What you have to do: Below are some records; retype all of them exactly.

———

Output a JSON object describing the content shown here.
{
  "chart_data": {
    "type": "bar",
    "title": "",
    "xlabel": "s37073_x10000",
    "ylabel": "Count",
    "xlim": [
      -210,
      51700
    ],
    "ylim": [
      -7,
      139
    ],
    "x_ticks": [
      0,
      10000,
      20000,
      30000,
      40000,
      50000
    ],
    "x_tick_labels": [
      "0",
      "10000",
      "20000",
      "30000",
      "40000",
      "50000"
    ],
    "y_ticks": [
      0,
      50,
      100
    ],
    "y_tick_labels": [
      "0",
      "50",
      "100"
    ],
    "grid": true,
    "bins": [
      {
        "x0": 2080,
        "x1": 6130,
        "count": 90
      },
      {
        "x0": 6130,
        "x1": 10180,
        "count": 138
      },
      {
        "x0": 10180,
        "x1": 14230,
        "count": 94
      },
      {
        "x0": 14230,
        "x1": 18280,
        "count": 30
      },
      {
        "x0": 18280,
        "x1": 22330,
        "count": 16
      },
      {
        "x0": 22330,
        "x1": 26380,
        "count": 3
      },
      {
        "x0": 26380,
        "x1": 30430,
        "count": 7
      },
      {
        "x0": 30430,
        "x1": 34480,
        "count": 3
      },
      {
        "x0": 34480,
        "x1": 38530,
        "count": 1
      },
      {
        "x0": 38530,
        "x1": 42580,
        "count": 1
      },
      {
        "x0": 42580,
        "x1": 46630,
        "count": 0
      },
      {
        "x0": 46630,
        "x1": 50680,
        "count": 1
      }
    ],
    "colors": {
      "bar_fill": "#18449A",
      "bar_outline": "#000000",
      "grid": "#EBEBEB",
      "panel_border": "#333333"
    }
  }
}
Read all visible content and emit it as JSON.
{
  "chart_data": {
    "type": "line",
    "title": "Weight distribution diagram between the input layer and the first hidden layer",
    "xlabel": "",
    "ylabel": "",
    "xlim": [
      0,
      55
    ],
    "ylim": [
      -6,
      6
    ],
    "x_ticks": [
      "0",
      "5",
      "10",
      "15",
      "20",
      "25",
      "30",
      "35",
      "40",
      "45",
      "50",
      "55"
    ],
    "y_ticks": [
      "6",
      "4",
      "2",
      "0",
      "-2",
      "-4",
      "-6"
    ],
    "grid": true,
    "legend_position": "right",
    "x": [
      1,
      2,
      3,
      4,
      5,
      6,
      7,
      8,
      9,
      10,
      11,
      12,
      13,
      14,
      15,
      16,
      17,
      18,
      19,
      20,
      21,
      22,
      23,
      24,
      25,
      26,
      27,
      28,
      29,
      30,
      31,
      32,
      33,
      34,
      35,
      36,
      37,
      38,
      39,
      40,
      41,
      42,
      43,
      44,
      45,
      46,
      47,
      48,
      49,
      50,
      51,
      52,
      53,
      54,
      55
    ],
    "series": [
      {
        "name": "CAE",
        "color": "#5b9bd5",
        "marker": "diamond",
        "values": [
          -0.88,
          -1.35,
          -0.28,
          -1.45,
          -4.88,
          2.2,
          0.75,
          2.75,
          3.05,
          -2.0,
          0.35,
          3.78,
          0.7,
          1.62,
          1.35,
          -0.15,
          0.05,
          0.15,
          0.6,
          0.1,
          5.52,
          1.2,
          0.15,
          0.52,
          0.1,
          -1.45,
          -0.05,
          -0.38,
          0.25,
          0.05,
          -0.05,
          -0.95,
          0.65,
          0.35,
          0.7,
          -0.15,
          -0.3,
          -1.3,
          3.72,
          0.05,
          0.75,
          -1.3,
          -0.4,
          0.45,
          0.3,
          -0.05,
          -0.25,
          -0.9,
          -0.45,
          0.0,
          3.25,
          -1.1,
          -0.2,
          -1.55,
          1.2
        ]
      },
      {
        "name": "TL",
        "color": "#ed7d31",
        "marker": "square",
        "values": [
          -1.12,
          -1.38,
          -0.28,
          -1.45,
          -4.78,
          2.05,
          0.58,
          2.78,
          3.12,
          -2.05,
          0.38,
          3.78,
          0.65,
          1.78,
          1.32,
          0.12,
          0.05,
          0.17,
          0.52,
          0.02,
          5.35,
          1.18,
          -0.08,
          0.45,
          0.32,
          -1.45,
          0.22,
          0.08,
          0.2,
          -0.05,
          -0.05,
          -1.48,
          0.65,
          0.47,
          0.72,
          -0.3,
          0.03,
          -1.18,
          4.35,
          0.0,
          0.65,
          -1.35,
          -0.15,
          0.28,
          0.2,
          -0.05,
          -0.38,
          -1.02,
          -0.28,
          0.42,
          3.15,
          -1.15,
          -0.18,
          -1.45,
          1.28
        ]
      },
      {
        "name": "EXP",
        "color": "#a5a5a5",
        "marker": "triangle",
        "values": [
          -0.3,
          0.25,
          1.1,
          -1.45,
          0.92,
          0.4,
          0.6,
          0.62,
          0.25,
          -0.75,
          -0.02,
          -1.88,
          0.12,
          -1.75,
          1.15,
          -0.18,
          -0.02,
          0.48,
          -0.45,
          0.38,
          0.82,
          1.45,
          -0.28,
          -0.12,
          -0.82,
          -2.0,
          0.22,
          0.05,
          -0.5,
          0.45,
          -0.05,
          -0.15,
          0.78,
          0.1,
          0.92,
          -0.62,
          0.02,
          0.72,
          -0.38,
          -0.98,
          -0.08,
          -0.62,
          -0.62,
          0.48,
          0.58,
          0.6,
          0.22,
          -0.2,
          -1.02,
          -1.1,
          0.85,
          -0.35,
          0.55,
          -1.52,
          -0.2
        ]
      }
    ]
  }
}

———

Solution to this task:
Output a JSON object describing the content shown here.
{
  "chart_data": {
    "type": "bar",
    "title": "",
    "xlabel": "s37073_x10000",
    "ylabel": "Count",
    "xlim": [
      -210,
      51700
    ],
    "ylim": [
      -7,
      139
    ],
    "x_ticks": [
      0,
      10000,
      20000,
      30000,
      40000,
      50000
    ],
    "x_tick_labels": [
      "0",
      "10000",
      "20000",
      "30000",
      "40000",
      "50000"
    ],
    "y_ticks": [
      0,
      50,
      100
    ],
    "y_tick_labels": [
      "0",
      "50",
      "100"
    ],
    "grid": true,
    "bins": [
      {
        "x0": 2080,
        "x1": 6130,
        "count": 90
      },
      {
        "x0": 6130,
        "x1": 10180,
        "count": 138
      },
      {
        "x0": 10180,
        "x1": 14230,
        "count": 94
      },
      {
        "x0": 14230,
        "x1": 18280,
        "count": 30
      },
      {
        "x0": 18280,
        "x1": 22330,
        "count": 16
      },
      {
        "x0": 22330,
        "x1": 26380,
        "count": 3
      },
      {
        "x0": 26380,
        "x1": 30430,
        "count": 7
      },
      {
        "x0": 30430,
        "x1": 34480,
        "count": 3
      },
      {
        "x0": 34480,
        "x1": 38530,
        "count": 1
      },
      {
        "x0": 38530,
        "x1": 42580,
        "count": 1
      },
      {
        "x0": 42580,
        "x1": 46630,
        "count": 0
      },
      {
        "x0": 46630,
        "x1": 50680,
        "count": 1
      }
    ],
    "colors": {
      "bar_fill": "#18449A",
      "bar_outline": "#000000",
      "grid": "#EBEBEB",
      "panel_border": "#333333"
    }
  }
}
Read all visible content and emit it as JSON.
{
  "chart_data": {
    "type": "line",
    "title": "Weight distribution diagram between the input layer and the first hidden layer",
    "xlabel": "",
    "ylabel": "",
    "xlim": [
      0,
      55
    ],
    "ylim": [
      -6,
      6
    ],
    "x_ticks": [
      "0",
      "5",
      "10",
      "15",
      "20",
      "25",
      "30",
      "35",
      "40",
      "45",
      "50",
      "55"
    ],
    "y_ticks": [
      "6",
      "4",
      "2",
      "0",
      "-2",
      "-4",
      "-6"
    ],
    "grid": true,
    "legend_position": "right",
    "x": [
      1,
      2,
      3,
      4,
      5,
      6,
      7,
      8,
      9,
      10,
      11,
      12,
      13,
      14,
      15,
      16,
      17,
      18,
      19,
      20,
      21,
      22,
      23,
      24,
      25,
      26,
      27,
      28,
      29,
      30,
      31,
      32,
      33,
      34,
      35,
      36,
      37,
      38,
      39,
      40,
      41,
      42,
      43,
      44,
      45,
      46,
      47,
      48,
      49,
      50,
      51,
      52,
      53,
      54,
      55
    ],
    "series": [
      {
        "name": "CAE",
        "color": "#5b9bd5",
        "marker": "diamond",
        "values": [
          -0.88,
          -1.35,
          -0.28,
          -1.45,
          -4.88,
          2.2,
          0.75,
          2.75,
          3.05,
          -2.0,
          0.35,
          3.78,
          0.7,
          1.62,
          1.35,
          -0.15,
          0.05,
          0.15,
          0.6,
          0.1,
          5.52,
          1.2,
          0.15,
          0.52,
          0.1,
          -1.45,
          -0.05,
          -0.38,
          0.25,
          0.05,
          -0.05,
          -0.95,
          0.65,
          0.35,
          0.7,
          -0.15,
          -0.3,
          -1.3,
          3.72,
          0.05,
          0.75,
          -1.3,
          -0.4,
          0.45,
          0.3,
          -0.05,
          -0.25,
          -0.9,
          -0.45,
          0.0,
          3.25,
          -1.1,
          -0.2,
          -1.55,
          1.2
        ]
      },
      {
        "name": "TL",
        "color": "#ed7d31",
        "marker": "square",
        "values": [
          -1.12,
          -1.38,
          -0.28,
          -1.45,
          -4.78,
          2.05,
          0.58,
          2.78,
          3.12,
          -2.05,
          0.38,
          3.78,
          0.65,
          1.78,
          1.32,
          0.12,
          0.05,
          0.17,
          0.52,
          0.02,
          5.35,
          1.18,
          -0.08,
          0.45,
          0.32,
          -1.45,
          0.22,
          0.08,
          0.2,
          -0.05,
          -0.05,
          -1.48,
          0.65,
          0.47,
          0.72,
          -0.3,
          0.03,
          -1.18,
          4.35,
          0.0,
          0.65,
          -1.35,
          -0.15,
          0.28,
          0.2,
          -0.05,
          -0.38,
          -1.02,
          -0.28,
          0.42,
          3.15,
          -1.15,
          -0.18,
          -1.45,
          1.28
        ]
      },
      {
        "name": "EXP",
        "color": "#a5a5a5",
        "marker": "triangle",
        "values": [
          -0.3,
          0.25,
          1.1,
          -1.45,
          0.92,
          0.4,
          0.6,
          0.62,
          0.25,
          -0.75,
          -0.02,
          -1.88,
          0.12,
          -1.75,
          1.15,
          -0.18,
          -0.02,
          0.48,
          -0.45,
          0.38,
          0.82,
          1.45,
          -0.28,
          -0.12,
          -0.82,
          -2.0,
          0.22,
          0.05,
          -0.5,
          0.45,
          -0.05,
          -0.15,
          0.78,
          0.1,
          0.92,
          -0.62,
          0.02,
          0.72,
          -0.38,
          -0.98,
          -0.08,
          -0.62,
          -0.62,
          0.48,
          0.58,
          0.6,
          0.22,
          -0.2,
          -1.02,
          -1.1,
          0.85,
          -0.35,
          0.55,
          -1.52,
          -0.2
        ]
      }
    ]
  }
}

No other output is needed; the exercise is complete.